→ Problem statement: Please output exactly the run of lines that starts at the line with "OCR this image." and ends at the last line of the records below.

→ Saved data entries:
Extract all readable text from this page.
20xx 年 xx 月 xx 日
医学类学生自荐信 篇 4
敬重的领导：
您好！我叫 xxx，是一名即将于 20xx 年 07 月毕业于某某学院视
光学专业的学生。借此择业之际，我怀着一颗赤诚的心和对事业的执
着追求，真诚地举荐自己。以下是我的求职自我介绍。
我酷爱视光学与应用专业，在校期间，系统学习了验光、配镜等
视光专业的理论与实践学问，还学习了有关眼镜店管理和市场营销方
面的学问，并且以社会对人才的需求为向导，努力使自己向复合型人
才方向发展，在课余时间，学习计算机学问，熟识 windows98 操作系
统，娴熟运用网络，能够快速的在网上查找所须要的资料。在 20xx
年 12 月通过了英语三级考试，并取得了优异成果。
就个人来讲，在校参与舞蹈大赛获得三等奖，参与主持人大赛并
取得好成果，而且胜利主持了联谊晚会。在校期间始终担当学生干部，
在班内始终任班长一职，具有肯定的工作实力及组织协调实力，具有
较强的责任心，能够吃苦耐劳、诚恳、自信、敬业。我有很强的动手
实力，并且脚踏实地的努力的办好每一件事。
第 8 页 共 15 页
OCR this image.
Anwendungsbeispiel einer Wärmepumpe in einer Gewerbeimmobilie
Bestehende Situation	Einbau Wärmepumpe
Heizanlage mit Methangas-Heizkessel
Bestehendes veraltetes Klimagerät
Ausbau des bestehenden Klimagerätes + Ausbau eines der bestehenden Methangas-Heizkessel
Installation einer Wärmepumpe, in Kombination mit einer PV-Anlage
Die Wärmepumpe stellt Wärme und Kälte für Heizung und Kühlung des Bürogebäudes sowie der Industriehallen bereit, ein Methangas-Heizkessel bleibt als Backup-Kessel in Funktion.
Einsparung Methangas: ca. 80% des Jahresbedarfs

→ Full answer:
OCR this image.
Anwendungsbeispiel einer Wärmepumpe in einer Gewerbeimmobilie
Bestehende Situation	Einbau Wärmepumpe
Heizanlage mit Methangas-Heizkessel
Bestehendes veraltetes Klimagerät
Ausbau des bestehenden Klimagerätes + Ausbau eines der bestehenden Methangas-Heizkessel
Installation einer Wärmepumpe, in Kombination mit einer PV-Anlage
Die Wärmepumpe stellt Wärme und Kälte für Heizung und Kühlung des Bürogebäudes sowie der Industriehallen bereit, ein Methangas-Heizkessel bleibt als Backup-Kessel in Funktion.
Einsparung Methangas: ca. 80% des Jahresbedarfs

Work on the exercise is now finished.